***** SUPPLIED RECORDS

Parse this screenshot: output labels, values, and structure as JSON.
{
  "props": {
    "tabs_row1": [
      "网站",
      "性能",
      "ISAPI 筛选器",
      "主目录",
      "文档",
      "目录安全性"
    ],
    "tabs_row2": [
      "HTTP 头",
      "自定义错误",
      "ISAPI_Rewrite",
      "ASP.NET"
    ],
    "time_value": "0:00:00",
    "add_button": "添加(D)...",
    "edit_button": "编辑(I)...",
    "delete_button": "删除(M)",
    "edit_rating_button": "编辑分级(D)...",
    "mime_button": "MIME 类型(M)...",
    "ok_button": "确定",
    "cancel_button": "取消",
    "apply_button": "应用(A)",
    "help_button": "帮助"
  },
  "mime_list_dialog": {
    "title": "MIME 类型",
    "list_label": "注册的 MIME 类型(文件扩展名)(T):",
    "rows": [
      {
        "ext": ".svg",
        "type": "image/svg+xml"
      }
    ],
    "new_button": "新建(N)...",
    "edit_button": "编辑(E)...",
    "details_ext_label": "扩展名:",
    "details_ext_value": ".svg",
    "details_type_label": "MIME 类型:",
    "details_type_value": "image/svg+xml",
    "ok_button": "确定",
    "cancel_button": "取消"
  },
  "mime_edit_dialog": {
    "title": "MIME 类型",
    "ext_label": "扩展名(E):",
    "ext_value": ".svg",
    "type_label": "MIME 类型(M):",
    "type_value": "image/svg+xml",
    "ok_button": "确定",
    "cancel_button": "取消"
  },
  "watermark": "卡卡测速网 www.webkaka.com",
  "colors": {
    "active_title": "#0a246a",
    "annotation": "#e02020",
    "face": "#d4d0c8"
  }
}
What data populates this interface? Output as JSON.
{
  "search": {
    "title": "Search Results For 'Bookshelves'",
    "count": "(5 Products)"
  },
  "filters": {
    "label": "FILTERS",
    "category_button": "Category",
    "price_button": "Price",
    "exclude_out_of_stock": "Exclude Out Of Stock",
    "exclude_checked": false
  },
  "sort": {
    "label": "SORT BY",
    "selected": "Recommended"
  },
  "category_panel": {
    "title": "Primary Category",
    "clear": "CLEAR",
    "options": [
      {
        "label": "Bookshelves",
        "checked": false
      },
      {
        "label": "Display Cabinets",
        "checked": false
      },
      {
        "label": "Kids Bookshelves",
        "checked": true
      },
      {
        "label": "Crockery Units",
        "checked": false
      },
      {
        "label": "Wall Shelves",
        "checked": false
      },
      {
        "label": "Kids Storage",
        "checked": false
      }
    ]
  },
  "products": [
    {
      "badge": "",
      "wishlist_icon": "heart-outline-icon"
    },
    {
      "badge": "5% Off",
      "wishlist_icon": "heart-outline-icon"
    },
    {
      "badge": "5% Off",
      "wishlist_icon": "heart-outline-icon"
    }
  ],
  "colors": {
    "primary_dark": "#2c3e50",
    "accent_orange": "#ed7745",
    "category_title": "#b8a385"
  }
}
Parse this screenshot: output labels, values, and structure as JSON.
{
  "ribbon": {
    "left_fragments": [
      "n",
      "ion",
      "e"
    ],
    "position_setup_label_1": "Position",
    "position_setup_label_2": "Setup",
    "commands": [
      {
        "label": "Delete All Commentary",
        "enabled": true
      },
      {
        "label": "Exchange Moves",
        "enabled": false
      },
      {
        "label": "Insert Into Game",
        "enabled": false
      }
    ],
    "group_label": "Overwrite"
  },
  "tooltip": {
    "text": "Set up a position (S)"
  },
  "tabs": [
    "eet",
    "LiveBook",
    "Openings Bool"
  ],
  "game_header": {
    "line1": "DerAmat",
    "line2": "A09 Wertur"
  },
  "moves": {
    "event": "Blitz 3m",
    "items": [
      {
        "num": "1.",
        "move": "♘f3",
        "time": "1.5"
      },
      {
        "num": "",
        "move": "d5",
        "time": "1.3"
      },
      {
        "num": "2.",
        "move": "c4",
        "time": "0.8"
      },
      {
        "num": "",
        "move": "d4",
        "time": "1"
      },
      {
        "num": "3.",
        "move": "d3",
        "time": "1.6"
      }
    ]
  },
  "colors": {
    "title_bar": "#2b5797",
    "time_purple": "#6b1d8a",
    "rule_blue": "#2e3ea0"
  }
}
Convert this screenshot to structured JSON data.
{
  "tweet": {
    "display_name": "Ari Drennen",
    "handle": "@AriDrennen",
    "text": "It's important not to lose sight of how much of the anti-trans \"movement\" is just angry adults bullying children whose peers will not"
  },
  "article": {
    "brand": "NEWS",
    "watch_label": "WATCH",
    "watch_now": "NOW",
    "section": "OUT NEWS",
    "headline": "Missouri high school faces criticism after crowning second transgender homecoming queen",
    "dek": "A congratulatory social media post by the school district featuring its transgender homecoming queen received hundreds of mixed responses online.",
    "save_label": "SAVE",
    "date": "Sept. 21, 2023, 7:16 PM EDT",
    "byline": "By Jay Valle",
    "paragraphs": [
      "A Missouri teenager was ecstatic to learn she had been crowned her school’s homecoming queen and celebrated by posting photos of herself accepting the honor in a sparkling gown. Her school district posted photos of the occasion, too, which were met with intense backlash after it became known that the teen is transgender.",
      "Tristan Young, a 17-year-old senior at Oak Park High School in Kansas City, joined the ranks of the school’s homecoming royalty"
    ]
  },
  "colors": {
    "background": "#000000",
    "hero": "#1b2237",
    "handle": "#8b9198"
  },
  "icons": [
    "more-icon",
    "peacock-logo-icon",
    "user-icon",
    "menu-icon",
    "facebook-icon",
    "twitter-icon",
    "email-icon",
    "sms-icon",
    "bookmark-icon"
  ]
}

**********

» **EXERCISE REQUIREMENTS**:
Extract each entry in full, exactly as given.

» **ANSWER IN FULL**:
Parse this screenshot: output labels, values, and structure as JSON.
{
  "props": {
    "tabs_row1": [
      "网站",
      "性能",
      "ISAPI 筛选器",
      "主目录",
      "文档",
      "目录安全性"
    ],
    "tabs_row2": [
      "HTTP 头",
      "自定义错误",
      "ISAPI_Rewrite",
      "ASP.NET"
    ],
    "time_value": "0:00:00",
    "add_button": "添加(D)...",
    "edit_button": "编辑(I)...",
    "delete_button": "删除(M)",
    "edit_rating_button": "编辑分级(D)...",
    "mime_button": "MIME 类型(M)...",
    "ok_button": "确定",
    "cancel_button": "取消",
    "apply_button": "应用(A)",
    "help_button": "帮助"
  },
  "mime_list_dialog": {
    "title": "MIME 类型",
    "list_label": "注册的 MIME 类型(文件扩展名)(T):",
    "rows": [
      {
        "ext": ".svg",
        "type": "image/svg+xml"
      }
    ],
    "new_button": "新建(N)...",
    "edit_button": "编辑(E)...",
    "details_ext_label": "扩展名:",
    "details_ext_value": ".svg",
    "details_type_label": "MIME 类型:",
    "details_type_value": "image/svg+xml",
    "ok_button": "确定",
    "cancel_button": "取消"
  },
  "mime_edit_dialog": {
    "title": "MIME 类型",
    "ext_label": "扩展名(E):",
    "ext_value": ".svg",
    "type_label": "MIME 类型(M):",
    "type_value": "image/svg+xml",
    "ok_button": "确定",
    "cancel_button": "取消"
  },
  "watermark": "卡卡测速网 www.webkaka.com",
  "colors": {
    "active_title": "#0a246a",
    "annotation": "#e02020",
    "face": "#d4d0c8"
  }
}
What data populates this interface? Output as JSON.
{
  "search": {
    "title": "Search Results For 'Bookshelves'",
    "count": "(5 Products)"
  },
  "filters": {
    "label": "FILTERS",
    "category_button": "Category",
    "price_button": "Price",
    "exclude_out_of_stock": "Exclude Out Of Stock",
    "exclude_checked": false
  },
  "sort": {
    "label": "SORT BY",
    "selected": "Recommended"
  },
  "category_panel": {
    "title": "Primary Category",
    "clear": "CLEAR",
    "options": [
      {
        "label": "Bookshelves",
        "checked": false
      },
      {
        "label": "Display Cabinets",
        "checked": false
      },
      {
        "label": "Kids Bookshelves",
        "checked": true
      },
      {
        "label": "Crockery Units",
        "checked": false
      },
      {
        "label": "Wall Shelves",
        "checked": false
      },
      {
        "label": "Kids Storage",
        "checked": false
      }
    ]
  },
  "products": [
    {
      "badge": "",
      "wishlist_icon": "heart-outline-icon"
    },
    {
      "badge": "5% Off",
      "wishlist_icon": "heart-outline-icon"
    },
    {
      "badge": "5% Off",
      "wishlist_icon": "heart-outline-icon"
    }
  ],
  "colors": {
    "primary_dark": "#2c3e50",
    "accent_orange": "#ed7745",
    "category_title": "#b8a385"
  }
}
Parse this screenshot: output labels, values, and structure as JSON.
{
  "ribbon": {
    "left_fragments": [
      "n",
      "ion",
      "e"
    ],
    "position_setup_label_1": "Position",
    "position_setup_label_2": "Setup",
    "commands": [
      {
        "label": "Delete All Commentary",
        "enabled": true
      },
      {
        "label": "Exchange Moves",
        "enabled": false
      },
      {
        "label": "Insert Into Game",
        "enabled": false
      }
    ],
    "group_label": "Overwrite"
  },
  "tooltip": {
    "text": "Set up a position (S)"
  },
  "tabs": [
    "eet",
    "LiveBook",
    "Openings Bool"
  ],
  "game_header": {
    "line1": "DerAmat",
    "line2": "A09 Wertur"
  },
  "moves": {
    "event": "Blitz 3m",
    "items": [
      {
        "num": "1.",
        "move": "♘f3",
        "time": "1.5"
      },
      {
        "num": "",
        "move": "d5",
        "time": "1.3"
      },
      {
        "num": "2.",
        "move": "c4",
        "time": "0.8"
      },
      {
        "num": "",
        "move": "d4",
        "time": "1"
      },
      {
        "num": "3.",
        "move": "d3",
        "time": "1.6"
      }
    ]
  },
  "colors": {
    "title_bar": "#2b5797",
    "time_purple": "#6b1d8a",
    "rule_blue": "#2e3ea0"
  }
}
Convert this screenshot to structured JSON data.
{
  "tweet": {
    "display_name": "Ari Drennen",
    "handle": "@AriDrennen",
    "text": "It's important not to lose sight of how much of the anti-trans \"movement\" is just angry adults bullying children whose peers will not"
  },
  "article": {
    "brand": "NEWS",
    "watch_label": "WATCH",
    "watch_now": "NOW",
    "section": "OUT NEWS",
    "headline": "Missouri high school faces criticism after crowning second transgender homecoming queen",
    "dek": "A congratulatory social media post by the school district featuring its transgender homecoming queen received hundreds of mixed responses online.",
    "save_label": "SAVE",
    "date": "Sept. 21, 2023, 7:16 PM EDT",
    "byline": "By Jay Valle",
    "paragraphs": [
      "A Missouri teenager was ecstatic to learn she had been crowned her school’s homecoming queen and celebrated by posting photos of herself accepting the honor in a sparkling gown. Her school district posted photos of the occasion, too, which were met with intense backlash after it became known that the teen is transgender.",
      "Tristan Young, a 17-year-old senior at Oak Park High School in Kansas City, joined the ranks of the school’s homecoming royalty"
    ]
  },
  "colors": {
    "background": "#000000",
    "hero": "#1b2237",
    "handle": "#8b9198"
  },
  "icons": [
    "more-icon",
    "peacock-logo-icon",
    "user-icon",
    "menu-icon",
    "facebook-icon",
    "twitter-icon",
    "email-icon",
    "sms-icon",
    "bookmark-icon"
  ]
}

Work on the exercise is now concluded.